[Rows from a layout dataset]
━━━━

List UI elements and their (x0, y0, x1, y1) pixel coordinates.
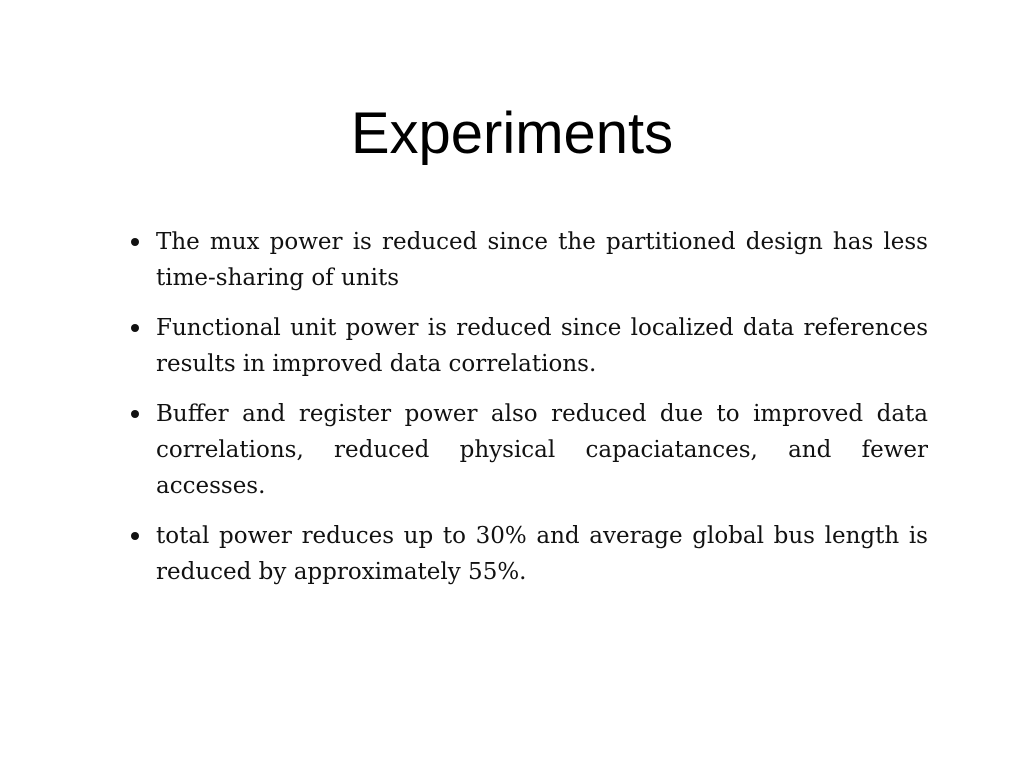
bullet-dot-icon (131, 324, 139, 332)
bullet-item (128, 310, 928, 382)
bullet-item (128, 396, 928, 504)
bullet-dot-icon (131, 410, 139, 418)
bullet-text: total power reduces up to 30% and average global bus length is reduced by approximately 55%. (156, 523, 928, 585)
bullet-dot-icon (131, 532, 139, 540)
slide-title: Experiments (350, 101, 674, 166)
bullet-item (128, 518, 928, 590)
bullet-dot-icon (131, 238, 139, 246)
bullet-item (128, 224, 928, 296)
bullet-text: The mux power is reduced since the partitioned design has less time-sharing of units (156, 229, 928, 291)
bullet-text: Buffer and register power also reduced due to improved data correlations, reduced physical capaciatances, and fewer accesses. (156, 401, 928, 499)
bullet-text: Functional unit power is reduced since localized data references results in improved data correlations. (156, 315, 928, 377)
bullet-list (128, 224, 928, 604)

━━━━

*WORK TO BE COMPLETED:* Rewrite the items above, switching every "bullet-dot-icon" to "bullet-marker" and leaving everything else unchanged. Omit the pictures.

*RESPONSE TO THE TASK:*
List UI elements and their (x0, y0, x1, y1) pixel coordinates.
bullet-marker (131, 324, 139, 332)
bullet-item (128, 310, 928, 382)
bullet-item (128, 396, 928, 504)
bullet-marker (131, 410, 139, 418)
bullet-text: total power reduces up to 30% and average global bus length is reduced by approximately 55%. (156, 523, 928, 585)
bullet-marker (131, 532, 139, 540)
slide-title: Experiments (350, 101, 674, 166)
bullet-item (128, 518, 928, 590)
bullet-marker (131, 238, 139, 246)
bullet-item (128, 224, 928, 296)
bullet-text: The mux power is reduced since the partitioned design has less time-sharing of units (156, 229, 928, 291)
bullet-text: Buffer and register power also reduced due to improved data correlations, reduced physical capaciatances, and fewer accesses. (156, 401, 928, 499)
bullet-text: Functional unit power is reduced since localized data references results in improved data correlations. (156, 315, 928, 377)
bullet-list (128, 224, 928, 604)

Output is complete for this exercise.